(Dataset records)
+-------+

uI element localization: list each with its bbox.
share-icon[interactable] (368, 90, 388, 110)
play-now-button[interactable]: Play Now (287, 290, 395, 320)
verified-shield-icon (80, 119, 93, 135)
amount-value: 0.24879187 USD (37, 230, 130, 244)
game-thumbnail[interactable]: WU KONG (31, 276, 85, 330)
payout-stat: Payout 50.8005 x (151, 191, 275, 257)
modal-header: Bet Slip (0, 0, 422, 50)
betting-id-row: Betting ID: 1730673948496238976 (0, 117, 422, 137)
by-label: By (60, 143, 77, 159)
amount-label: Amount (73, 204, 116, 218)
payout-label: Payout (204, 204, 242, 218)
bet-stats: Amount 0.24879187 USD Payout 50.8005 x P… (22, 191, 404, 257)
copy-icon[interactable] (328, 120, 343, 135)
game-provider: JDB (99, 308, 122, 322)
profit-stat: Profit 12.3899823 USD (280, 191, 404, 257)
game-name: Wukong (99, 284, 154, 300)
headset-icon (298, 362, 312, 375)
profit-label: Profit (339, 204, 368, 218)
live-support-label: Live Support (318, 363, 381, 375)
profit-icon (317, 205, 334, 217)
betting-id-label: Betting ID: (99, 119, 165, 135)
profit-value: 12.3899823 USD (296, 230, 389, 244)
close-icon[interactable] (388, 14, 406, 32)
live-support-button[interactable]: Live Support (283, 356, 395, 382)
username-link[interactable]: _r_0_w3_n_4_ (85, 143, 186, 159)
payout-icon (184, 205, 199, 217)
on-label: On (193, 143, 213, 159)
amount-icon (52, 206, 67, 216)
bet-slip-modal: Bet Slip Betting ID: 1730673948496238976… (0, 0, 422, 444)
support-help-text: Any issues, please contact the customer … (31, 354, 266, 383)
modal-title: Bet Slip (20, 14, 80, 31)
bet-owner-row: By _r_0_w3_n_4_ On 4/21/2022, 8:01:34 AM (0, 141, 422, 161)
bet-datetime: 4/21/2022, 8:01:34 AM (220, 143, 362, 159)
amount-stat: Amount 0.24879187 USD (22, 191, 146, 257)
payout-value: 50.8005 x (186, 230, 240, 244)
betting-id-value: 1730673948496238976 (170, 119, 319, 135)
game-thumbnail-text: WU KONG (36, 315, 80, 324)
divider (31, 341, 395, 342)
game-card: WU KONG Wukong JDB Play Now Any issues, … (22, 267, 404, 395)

+-------+

(Exercise instructions)
Reproduce every row above verbatim, keeping the original order.

(Written solution)
uI element localization: list each with its bbox.
share-icon[interactable] (368, 90, 388, 110)
play-now-button[interactable]: Play Now (287, 290, 395, 320)
verified-shield-icon (80, 119, 93, 135)
amount-value: 0.24879187 USD (37, 230, 130, 244)
game-thumbnail[interactable]: WU KONG (31, 276, 85, 330)
payout-stat: Payout 50.8005 x (151, 191, 275, 257)
modal-header: Bet Slip (0, 0, 422, 50)
betting-id-row: Betting ID: 1730673948496238976 (0, 117, 422, 137)
by-label: By (60, 143, 77, 159)
amount-label: Amount (73, 204, 116, 218)
payout-label: Payout (204, 204, 242, 218)
bet-stats: Amount 0.24879187 USD Payout 50.8005 x P… (22, 191, 404, 257)
copy-icon[interactable] (328, 120, 343, 135)
game-provider: JDB (99, 308, 122, 322)
profit-stat: Profit 12.3899823 USD (280, 191, 404, 257)
game-name: Wukong (99, 284, 154, 300)
headset-icon (298, 362, 312, 375)
profit-label: Profit (339, 204, 368, 218)
live-support-label: Live Support (318, 363, 381, 375)
profit-icon (317, 205, 334, 217)
betting-id-label: Betting ID: (99, 119, 165, 135)
profit-value: 12.3899823 USD (296, 230, 389, 244)
close-icon[interactable] (388, 14, 406, 32)
live-support-button[interactable]: Live Support (283, 356, 395, 382)
username-link[interactable]: _r_0_w3_n_4_ (85, 143, 186, 159)
payout-icon (184, 205, 199, 217)
on-label: On (193, 143, 213, 159)
amount-icon (52, 206, 67, 216)
bet-slip-modal: Bet Slip Betting ID: 1730673948496238976… (0, 0, 422, 444)
support-help-text: Any issues, please contact the customer … (31, 354, 266, 383)
modal-title: Bet Slip (20, 14, 80, 31)
bet-owner-row: By _r_0_w3_n_4_ On 4/21/2022, 8:01:34 AM (0, 141, 422, 161)
bet-datetime: 4/21/2022, 8:01:34 AM (220, 143, 362, 159)
amount-stat: Amount 0.24879187 USD (22, 191, 146, 257)
payout-value: 50.8005 x (186, 230, 240, 244)
betting-id-value: 1730673948496238976 (170, 119, 319, 135)
game-thumbnail-text: WU KONG (36, 315, 80, 324)
divider (31, 341, 395, 342)
game-card: WU KONG Wukong JDB Play Now Any issues, … (22, 267, 404, 395)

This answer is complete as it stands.